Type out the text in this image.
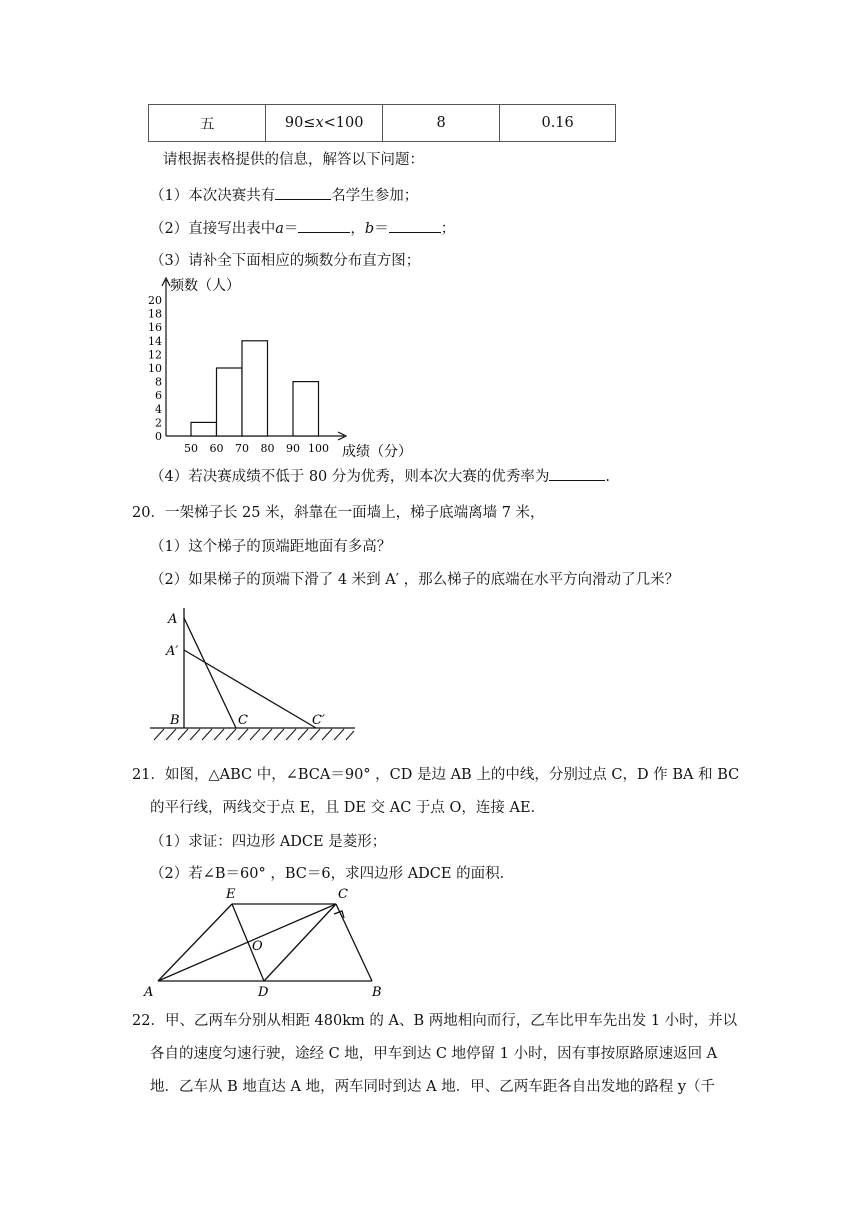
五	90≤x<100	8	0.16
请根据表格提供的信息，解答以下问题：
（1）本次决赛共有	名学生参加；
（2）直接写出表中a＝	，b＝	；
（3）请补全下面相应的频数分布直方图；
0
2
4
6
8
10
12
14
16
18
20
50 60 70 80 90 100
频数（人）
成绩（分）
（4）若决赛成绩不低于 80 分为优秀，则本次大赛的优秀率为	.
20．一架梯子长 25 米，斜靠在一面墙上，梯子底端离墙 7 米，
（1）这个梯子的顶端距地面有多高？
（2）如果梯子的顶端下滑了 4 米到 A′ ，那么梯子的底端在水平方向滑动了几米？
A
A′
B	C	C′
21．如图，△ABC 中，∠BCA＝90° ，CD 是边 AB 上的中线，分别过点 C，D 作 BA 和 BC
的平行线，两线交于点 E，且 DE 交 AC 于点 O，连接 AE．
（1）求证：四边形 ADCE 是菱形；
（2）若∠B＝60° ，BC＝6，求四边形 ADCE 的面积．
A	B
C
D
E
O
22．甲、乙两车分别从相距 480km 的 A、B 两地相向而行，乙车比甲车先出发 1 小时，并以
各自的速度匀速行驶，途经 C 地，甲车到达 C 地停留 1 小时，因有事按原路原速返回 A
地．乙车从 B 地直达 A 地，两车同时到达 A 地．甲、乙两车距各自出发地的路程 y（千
=======
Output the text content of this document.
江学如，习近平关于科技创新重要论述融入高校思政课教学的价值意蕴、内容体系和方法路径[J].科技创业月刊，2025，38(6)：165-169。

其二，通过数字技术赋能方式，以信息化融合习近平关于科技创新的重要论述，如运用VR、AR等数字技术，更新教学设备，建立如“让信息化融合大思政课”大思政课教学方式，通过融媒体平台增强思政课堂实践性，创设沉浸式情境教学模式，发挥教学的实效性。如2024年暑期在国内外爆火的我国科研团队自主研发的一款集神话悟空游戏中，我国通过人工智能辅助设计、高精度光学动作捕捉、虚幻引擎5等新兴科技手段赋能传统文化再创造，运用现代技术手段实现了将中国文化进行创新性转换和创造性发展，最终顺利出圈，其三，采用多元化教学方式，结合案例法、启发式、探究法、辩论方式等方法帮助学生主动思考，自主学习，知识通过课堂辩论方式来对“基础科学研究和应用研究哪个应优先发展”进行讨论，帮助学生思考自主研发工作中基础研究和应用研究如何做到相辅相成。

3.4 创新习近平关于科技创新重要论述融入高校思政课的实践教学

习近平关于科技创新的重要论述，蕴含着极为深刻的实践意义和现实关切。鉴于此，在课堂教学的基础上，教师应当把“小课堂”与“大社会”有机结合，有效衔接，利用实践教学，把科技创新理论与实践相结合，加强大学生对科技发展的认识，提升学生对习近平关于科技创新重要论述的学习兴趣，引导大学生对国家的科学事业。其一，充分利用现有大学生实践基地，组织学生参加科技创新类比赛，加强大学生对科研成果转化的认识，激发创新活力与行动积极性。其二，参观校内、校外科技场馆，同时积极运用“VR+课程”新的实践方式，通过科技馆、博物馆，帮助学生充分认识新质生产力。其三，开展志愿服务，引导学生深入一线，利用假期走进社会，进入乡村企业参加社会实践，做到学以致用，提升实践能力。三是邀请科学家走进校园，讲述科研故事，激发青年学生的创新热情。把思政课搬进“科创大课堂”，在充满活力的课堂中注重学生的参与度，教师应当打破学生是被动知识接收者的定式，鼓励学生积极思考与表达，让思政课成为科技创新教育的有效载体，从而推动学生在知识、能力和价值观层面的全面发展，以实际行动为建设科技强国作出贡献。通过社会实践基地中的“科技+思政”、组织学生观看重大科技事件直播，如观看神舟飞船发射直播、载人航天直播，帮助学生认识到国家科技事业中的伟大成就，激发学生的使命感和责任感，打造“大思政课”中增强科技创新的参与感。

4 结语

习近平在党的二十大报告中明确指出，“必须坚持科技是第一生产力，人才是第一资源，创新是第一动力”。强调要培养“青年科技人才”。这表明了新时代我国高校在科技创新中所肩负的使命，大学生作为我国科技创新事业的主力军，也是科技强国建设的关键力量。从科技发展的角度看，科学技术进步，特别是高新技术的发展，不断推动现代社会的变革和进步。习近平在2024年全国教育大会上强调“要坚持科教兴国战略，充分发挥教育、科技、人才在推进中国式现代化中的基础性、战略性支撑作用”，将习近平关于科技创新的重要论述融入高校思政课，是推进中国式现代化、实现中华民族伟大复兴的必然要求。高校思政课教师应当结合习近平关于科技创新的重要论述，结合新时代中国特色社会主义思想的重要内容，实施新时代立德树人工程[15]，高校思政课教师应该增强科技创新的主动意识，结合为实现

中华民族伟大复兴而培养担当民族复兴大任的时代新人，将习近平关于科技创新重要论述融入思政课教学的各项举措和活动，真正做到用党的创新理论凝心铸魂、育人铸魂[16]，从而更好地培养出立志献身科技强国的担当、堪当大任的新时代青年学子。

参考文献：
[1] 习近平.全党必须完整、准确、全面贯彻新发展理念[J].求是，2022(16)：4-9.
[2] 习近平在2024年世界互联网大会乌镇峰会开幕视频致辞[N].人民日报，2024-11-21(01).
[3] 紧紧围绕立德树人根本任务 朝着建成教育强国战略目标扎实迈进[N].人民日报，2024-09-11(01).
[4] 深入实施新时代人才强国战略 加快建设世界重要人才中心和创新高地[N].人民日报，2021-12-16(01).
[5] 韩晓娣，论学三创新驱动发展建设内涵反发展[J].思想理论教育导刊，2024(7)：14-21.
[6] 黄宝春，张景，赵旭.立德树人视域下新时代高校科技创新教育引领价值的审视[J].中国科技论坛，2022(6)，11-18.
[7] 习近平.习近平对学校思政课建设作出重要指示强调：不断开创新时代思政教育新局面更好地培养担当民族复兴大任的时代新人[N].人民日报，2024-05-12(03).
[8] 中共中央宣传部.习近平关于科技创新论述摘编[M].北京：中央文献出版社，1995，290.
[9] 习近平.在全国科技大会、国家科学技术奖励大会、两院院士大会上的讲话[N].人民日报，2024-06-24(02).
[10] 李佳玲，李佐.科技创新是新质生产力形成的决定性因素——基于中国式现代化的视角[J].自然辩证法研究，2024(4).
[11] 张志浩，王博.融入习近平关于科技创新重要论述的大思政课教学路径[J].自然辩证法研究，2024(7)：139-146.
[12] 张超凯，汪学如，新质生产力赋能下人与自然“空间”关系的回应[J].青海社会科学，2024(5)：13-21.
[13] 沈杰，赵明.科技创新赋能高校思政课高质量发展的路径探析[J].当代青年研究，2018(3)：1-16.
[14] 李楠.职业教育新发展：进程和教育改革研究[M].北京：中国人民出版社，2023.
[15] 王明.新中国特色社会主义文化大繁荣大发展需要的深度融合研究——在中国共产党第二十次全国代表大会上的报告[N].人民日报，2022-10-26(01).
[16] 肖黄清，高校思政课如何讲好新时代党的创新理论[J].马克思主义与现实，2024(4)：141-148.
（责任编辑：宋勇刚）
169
=======
Pull every line containing "自然辩证法研究" from the data.

[10] 李佳玲，李佐.科技创新是新质生产力形成的决定性因素——基于中国式现代化的视角[J].自然辩证法研究，2024(4).
[11] 张志浩，王博.融入习近平关于科技创新重要论述的大思政课教学路径[J].自然辩证法研究，2024(7)：139-146.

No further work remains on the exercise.